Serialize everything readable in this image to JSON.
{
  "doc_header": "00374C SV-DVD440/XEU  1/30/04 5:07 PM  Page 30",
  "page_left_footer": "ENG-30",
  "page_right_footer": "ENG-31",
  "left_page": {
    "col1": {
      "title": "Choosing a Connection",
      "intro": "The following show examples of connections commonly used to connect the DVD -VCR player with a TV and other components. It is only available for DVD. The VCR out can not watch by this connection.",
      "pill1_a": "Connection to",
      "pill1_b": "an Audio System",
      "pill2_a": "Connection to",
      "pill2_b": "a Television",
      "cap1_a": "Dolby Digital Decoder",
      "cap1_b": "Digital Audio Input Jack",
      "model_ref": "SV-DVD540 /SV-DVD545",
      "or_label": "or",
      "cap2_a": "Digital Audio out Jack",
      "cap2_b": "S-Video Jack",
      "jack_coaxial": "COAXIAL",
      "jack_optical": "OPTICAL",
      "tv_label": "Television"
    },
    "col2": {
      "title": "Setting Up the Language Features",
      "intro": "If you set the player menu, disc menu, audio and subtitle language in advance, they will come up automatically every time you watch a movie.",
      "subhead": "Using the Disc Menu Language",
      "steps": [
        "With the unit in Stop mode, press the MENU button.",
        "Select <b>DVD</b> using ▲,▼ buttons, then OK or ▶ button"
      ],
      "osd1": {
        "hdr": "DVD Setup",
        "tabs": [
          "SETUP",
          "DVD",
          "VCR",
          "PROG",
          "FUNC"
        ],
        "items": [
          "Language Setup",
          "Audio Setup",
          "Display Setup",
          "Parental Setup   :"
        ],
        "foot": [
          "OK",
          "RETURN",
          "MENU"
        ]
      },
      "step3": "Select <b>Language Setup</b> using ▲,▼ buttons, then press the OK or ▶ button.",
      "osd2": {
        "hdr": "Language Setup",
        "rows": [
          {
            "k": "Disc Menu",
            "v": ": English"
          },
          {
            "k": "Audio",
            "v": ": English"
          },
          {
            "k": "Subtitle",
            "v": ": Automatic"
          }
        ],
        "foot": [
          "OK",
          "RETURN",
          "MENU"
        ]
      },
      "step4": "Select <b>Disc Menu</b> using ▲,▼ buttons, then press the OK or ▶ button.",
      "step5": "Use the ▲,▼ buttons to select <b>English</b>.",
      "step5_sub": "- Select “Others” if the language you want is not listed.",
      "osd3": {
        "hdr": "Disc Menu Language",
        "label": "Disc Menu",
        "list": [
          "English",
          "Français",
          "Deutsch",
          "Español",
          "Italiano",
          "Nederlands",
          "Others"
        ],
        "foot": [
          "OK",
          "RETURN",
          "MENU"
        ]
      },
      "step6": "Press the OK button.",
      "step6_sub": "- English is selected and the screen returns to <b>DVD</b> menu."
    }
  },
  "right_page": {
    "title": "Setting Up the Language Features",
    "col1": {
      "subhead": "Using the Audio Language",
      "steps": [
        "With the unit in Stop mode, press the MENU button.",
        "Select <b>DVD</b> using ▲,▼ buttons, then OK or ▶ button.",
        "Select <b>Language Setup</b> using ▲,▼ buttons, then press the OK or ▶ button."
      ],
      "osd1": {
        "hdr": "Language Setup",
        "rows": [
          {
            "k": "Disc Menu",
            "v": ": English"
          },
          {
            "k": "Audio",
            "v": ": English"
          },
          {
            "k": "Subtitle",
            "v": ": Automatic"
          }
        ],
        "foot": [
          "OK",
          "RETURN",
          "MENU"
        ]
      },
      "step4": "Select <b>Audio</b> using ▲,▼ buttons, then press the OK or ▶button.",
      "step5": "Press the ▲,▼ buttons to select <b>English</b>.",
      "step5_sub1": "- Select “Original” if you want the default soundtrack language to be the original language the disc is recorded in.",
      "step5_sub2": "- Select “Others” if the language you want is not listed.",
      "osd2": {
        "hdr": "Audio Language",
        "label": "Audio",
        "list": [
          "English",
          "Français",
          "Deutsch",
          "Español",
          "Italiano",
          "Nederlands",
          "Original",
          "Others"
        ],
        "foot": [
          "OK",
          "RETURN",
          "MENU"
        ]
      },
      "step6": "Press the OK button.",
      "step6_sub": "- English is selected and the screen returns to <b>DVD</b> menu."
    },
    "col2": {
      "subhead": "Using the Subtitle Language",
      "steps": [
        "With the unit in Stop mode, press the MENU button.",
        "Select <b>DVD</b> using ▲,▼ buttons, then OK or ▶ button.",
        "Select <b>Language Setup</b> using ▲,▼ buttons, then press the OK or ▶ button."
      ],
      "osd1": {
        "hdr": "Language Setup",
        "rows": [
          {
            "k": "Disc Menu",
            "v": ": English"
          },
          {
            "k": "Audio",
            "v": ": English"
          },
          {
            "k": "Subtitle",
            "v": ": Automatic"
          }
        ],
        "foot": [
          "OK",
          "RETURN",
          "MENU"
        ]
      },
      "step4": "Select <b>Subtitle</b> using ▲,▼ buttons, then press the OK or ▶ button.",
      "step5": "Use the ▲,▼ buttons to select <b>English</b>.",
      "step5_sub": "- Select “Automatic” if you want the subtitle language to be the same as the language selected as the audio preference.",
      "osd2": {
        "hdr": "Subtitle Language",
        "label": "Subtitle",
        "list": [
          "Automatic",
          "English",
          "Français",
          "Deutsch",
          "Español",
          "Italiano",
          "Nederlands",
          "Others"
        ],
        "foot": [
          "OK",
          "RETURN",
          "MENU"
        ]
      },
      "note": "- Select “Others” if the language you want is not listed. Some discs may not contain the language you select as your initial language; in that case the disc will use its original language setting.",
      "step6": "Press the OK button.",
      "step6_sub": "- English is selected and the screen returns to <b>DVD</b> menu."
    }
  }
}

○ ○ ○ ○ ○

THE TASK :: Every line of the data above should be copied exactly.

EXERCISE SOLUTION ::
Serialize everything readable in this image to JSON.
{
  "doc_header": "00374C SV-DVD440/XEU  1/30/04 5:07 PM  Page 30",
  "page_left_footer": "ENG-30",
  "page_right_footer": "ENG-31",
  "left_page": {
    "col1": {
      "title": "Choosing a Connection",
      "intro": "The following show examples of connections commonly used to connect the DVD -VCR player with a TV and other components. It is only available for DVD. The VCR out can not watch by this connection.",
      "pill1_a": "Connection to",
      "pill1_b": "an Audio System",
      "pill2_a": "Connection to",
      "pill2_b": "a Television",
      "cap1_a": "Dolby Digital Decoder",
      "cap1_b": "Digital Audio Input Jack",
      "model_ref": "SV-DVD540 /SV-DVD545",
      "or_label": "or",
      "cap2_a": "Digital Audio out Jack",
      "cap2_b": "S-Video Jack",
      "jack_coaxial": "COAXIAL",
      "jack_optical": "OPTICAL",
      "tv_label": "Television"
    },
    "col2": {
      "title": "Setting Up the Language Features",
      "intro": "If you set the player menu, disc menu, audio and subtitle language in advance, they will come up automatically every time you watch a movie.",
      "subhead": "Using the Disc Menu Language",
      "steps": [
        "With the unit in Stop mode, press the MENU button.",
        "Select <b>DVD</b> using ▲,▼ buttons, then OK or ▶ button"
      ],
      "osd1": {
        "hdr": "DVD Setup",
        "tabs": [
          "SETUP",
          "DVD",
          "VCR",
          "PROG",
          "FUNC"
        ],
        "items": [
          "Language Setup",
          "Audio Setup",
          "Display Setup",
          "Parental Setup   :"
        ],
        "foot": [
          "OK",
          "RETURN",
          "MENU"
        ]
      },
      "step3": "Select <b>Language Setup</b> using ▲,▼ buttons, then press the OK or ▶ button.",
      "osd2": {
        "hdr": "Language Setup",
        "rows": [
          {
            "k": "Disc Menu",
            "v": ": English"
          },
          {
            "k": "Audio",
            "v": ": English"
          },
          {
            "k": "Subtitle",
            "v": ": Automatic"
          }
        ],
        "foot": [
          "OK",
          "RETURN",
          "MENU"
        ]
      },
      "step4": "Select <b>Disc Menu</b> using ▲,▼ buttons, then press the OK or ▶ button.",
      "step5": "Use the ▲,▼ buttons to select <b>English</b>.",
      "step5_sub": "- Select “Others” if the language you want is not listed.",
      "osd3": {
        "hdr": "Disc Menu Language",
        "label": "Disc Menu",
        "list": [
          "English",
          "Français",
          "Deutsch",
          "Español",
          "Italiano",
          "Nederlands",
          "Others"
        ],
        "foot": [
          "OK",
          "RETURN",
          "MENU"
        ]
      },
      "step6": "Press the OK button.",
      "step6_sub": "- English is selected and the screen returns to <b>DVD</b> menu."
    }
  },
  "right_page": {
    "title": "Setting Up the Language Features",
    "col1": {
      "subhead": "Using the Audio Language",
      "steps": [
        "With the unit in Stop mode, press the MENU button.",
        "Select <b>DVD</b> using ▲,▼ buttons, then OK or ▶ button.",
        "Select <b>Language Setup</b> using ▲,▼ buttons, then press the OK or ▶ button."
      ],
      "osd1": {
        "hdr": "Language Setup",
        "rows": [
          {
            "k": "Disc Menu",
            "v": ": English"
          },
          {
            "k": "Audio",
            "v": ": English"
          },
          {
            "k": "Subtitle",
            "v": ": Automatic"
          }
        ],
        "foot": [
          "OK",
          "RETURN",
          "MENU"
        ]
      },
      "step4": "Select <b>Audio</b> using ▲,▼ buttons, then press the OK or ▶button.",
      "step5": "Press the ▲,▼ buttons to select <b>English</b>.",
      "step5_sub1": "- Select “Original” if you want the default soundtrack language to be the original language the disc is recorded in.",
      "step5_sub2": "- Select “Others” if the language you want is not listed.",
      "osd2": {
        "hdr": "Audio Language",
        "label": "Audio",
        "list": [
          "English",
          "Français",
          "Deutsch",
          "Español",
          "Italiano",
          "Nederlands",
          "Original",
          "Others"
        ],
        "foot": [
          "OK",
          "RETURN",
          "MENU"
        ]
      },
      "step6": "Press the OK button.",
      "step6_sub": "- English is selected and the screen returns to <b>DVD</b> menu."
    },
    "col2": {
      "subhead": "Using the Subtitle Language",
      "steps": [
        "With the unit in Stop mode, press the MENU button.",
        "Select <b>DVD</b> using ▲,▼ buttons, then OK or ▶ button.",
        "Select <b>Language Setup</b> using ▲,▼ buttons, then press the OK or ▶ button."
      ],
      "osd1": {
        "hdr": "Language Setup",
        "rows": [
          {
            "k": "Disc Menu",
            "v": ": English"
          },
          {
            "k": "Audio",
            "v": ": English"
          },
          {
            "k": "Subtitle",
            "v": ": Automatic"
          }
        ],
        "foot": [
          "OK",
          "RETURN",
          "MENU"
        ]
      },
      "step4": "Select <b>Subtitle</b> using ▲,▼ buttons, then press the OK or ▶ button.",
      "step5": "Use the ▲,▼ buttons to select <b>English</b>.",
      "step5_sub": "- Select “Automatic” if you want the subtitle language to be the same as the language selected as the audio preference.",
      "osd2": {
        "hdr": "Subtitle Language",
        "label": "Subtitle",
        "list": [
          "Automatic",
          "English",
          "Français",
          "Deutsch",
          "Español",
          "Italiano",
          "Nederlands",
          "Others"
        ],
        "foot": [
          "OK",
          "RETURN",
          "MENU"
        ]
      },
      "note": "- Select “Others” if the language you want is not listed. Some discs may not contain the language you select as your initial language; in that case the disc will use its original language setting.",
      "step6": "Press the OK button.",
      "step6_sub": "- English is selected and the screen returns to <b>DVD</b> menu."
    }
  }
}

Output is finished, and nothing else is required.